What you will do: Pictures do not belong in the copy; restate the records below word for word.

** Start Material for this exercise **

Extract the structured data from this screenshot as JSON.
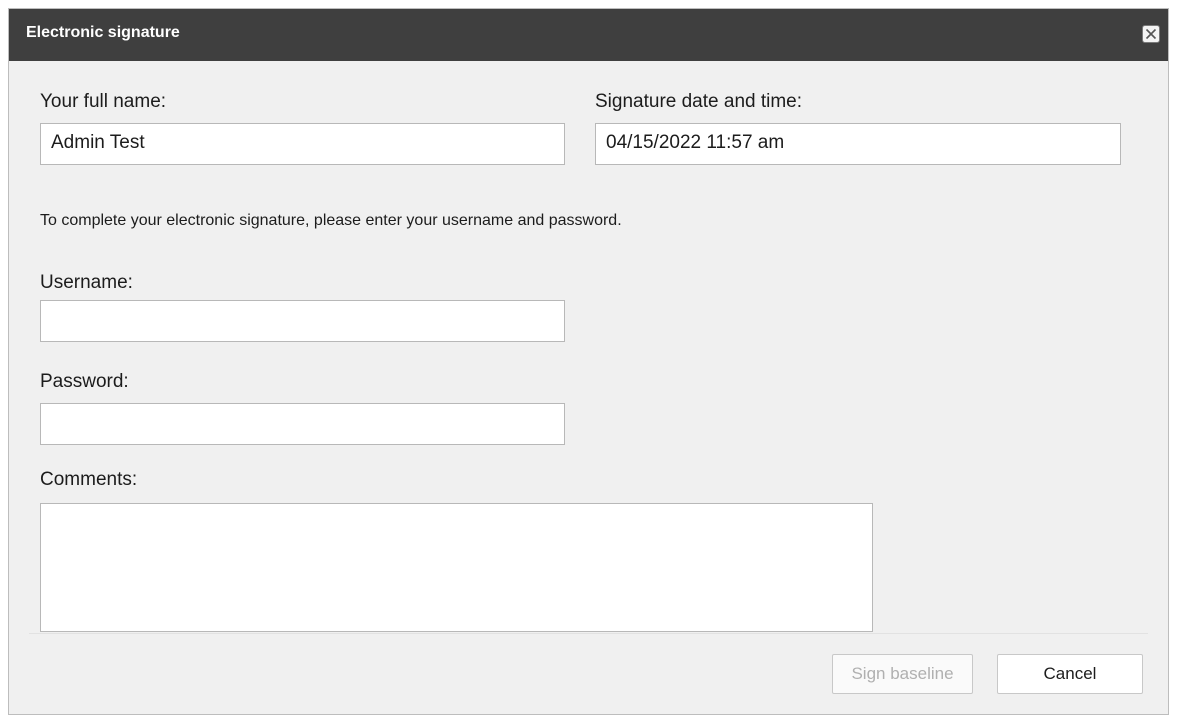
{
  "dialog": {
    "title": "Electronic signature",
    "close_icon": "close-icon"
  },
  "form": {
    "full_name_label": "Your full name:",
    "full_name_value": "Admin Test",
    "datetime_label": "Signature date and time:",
    "datetime_value": "04/15/2022 11:57 am",
    "instructions": "To complete your electronic signature, please enter your username and password.",
    "username_label": "Username:",
    "username_value": "",
    "password_label": "Password:",
    "password_value": "",
    "comments_label": "Comments:",
    "comments_value": ""
  },
  "footer": {
    "sign_label": "Sign baseline",
    "cancel_label": "Cancel"
  }
}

** End Material for this exercise **

The answer:
Extract the structured data from this screenshot as JSON.
{
  "dialog": {
    "title": "Electronic signature",
    "close_icon": "close-icon"
  },
  "form": {
    "full_name_label": "Your full name:",
    "full_name_value": "Admin Test",
    "datetime_label": "Signature date and time:",
    "datetime_value": "04/15/2022 11:57 am",
    "instructions": "To complete your electronic signature, please enter your username and password.",
    "username_label": "Username:",
    "username_value": "",
    "password_label": "Password:",
    "password_value": "",
    "comments_label": "Comments:",
    "comments_value": ""
  },
  "footer": {
    "sign_label": "Sign baseline",
    "cancel_label": "Cancel"
  }
}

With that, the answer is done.